The Worst Desserts People Have Eaten Throughout History

worst desserts

Even those who don’t have a sweet tooth will admit there’s a dessert option out there that makes them drool. Who could blame them? Dessert (for most people, anyway) is usually the best part of going out to dinner. And with so many choices — including brownies, cupcakes, cronuts, macarons, unicorn-shaped cakes, and much, much more — it’s almost impossible to find a sweet after-dinner treat that isn’t likable. We dare you to try! 

Flashback to the last century, however, and you’d be singing a different tune. Back then, desserts weren’t as photogenic as they are today. And sadly, they probably wouldn’t make you full-on drool. In fact, they were pretty weird (if not inedible!), and definitely weren’t something you’d come across all over Instagram (mainly because there was no Instagram — ha!). However, these treats were in fact real and were, in fact, being eaten and advertised. It might be hard to believe, but it’s true.

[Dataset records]

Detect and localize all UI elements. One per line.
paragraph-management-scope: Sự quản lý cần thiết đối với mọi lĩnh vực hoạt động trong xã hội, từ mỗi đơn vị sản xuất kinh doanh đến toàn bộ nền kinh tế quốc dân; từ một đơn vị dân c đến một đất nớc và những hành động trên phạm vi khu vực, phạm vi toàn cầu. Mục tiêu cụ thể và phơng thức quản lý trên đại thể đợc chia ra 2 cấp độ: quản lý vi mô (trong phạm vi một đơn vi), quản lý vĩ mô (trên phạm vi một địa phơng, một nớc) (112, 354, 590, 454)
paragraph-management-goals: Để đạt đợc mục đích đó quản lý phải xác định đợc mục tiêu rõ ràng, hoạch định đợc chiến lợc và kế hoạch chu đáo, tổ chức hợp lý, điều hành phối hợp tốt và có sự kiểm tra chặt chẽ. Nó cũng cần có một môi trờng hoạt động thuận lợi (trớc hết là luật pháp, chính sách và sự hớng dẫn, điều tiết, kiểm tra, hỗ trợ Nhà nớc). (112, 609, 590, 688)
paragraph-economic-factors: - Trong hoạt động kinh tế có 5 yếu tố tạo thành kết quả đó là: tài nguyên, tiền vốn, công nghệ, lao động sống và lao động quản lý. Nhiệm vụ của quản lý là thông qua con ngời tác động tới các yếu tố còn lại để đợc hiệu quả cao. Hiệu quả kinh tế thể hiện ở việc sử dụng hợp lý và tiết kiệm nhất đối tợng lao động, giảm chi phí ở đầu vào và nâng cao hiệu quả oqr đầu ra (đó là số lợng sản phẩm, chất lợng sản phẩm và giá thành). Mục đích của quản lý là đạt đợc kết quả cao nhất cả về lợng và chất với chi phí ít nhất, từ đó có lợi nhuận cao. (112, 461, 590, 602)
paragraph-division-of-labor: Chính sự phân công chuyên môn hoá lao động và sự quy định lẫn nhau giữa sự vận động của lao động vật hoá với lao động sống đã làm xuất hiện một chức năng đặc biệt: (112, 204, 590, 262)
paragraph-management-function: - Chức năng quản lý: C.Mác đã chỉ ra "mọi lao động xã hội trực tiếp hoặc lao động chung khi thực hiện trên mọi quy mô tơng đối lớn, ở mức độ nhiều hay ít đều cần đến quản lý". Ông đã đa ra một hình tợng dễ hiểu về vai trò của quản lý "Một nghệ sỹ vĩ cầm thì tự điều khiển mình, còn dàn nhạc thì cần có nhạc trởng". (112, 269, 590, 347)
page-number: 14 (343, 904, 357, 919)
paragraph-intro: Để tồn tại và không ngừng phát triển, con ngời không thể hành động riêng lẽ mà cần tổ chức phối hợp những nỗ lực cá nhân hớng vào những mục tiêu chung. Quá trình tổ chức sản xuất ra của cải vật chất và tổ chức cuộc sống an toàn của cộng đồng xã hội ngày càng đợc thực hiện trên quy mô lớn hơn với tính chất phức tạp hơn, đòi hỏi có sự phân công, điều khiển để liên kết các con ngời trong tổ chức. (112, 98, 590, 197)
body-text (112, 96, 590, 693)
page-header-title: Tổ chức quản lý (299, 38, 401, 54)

Brief 1:
In the desserts article, what is said to be usually the best part of going out to dinner for most people?
Brief 2:
Repeat the stretch of the desserts article from "Flashback to the" through "but it’s true.".

Right answer 1:
Dessert.

Right answer 2:
Flashback to the last century, however, and you’d be singing a different tune. Back then, desserts weren’t as photogenic as they are today. And sadly, they probably wouldn’t make you full-on drool. In fact, they were pretty weird (if not inedible!), and definitely weren’t something you’d come across all over Instagram (mainly because there was no Instagram — ha!). However, these treats were in fact real and were, in fact, being eaten and advertised. It might be hard to believe, but it’s true.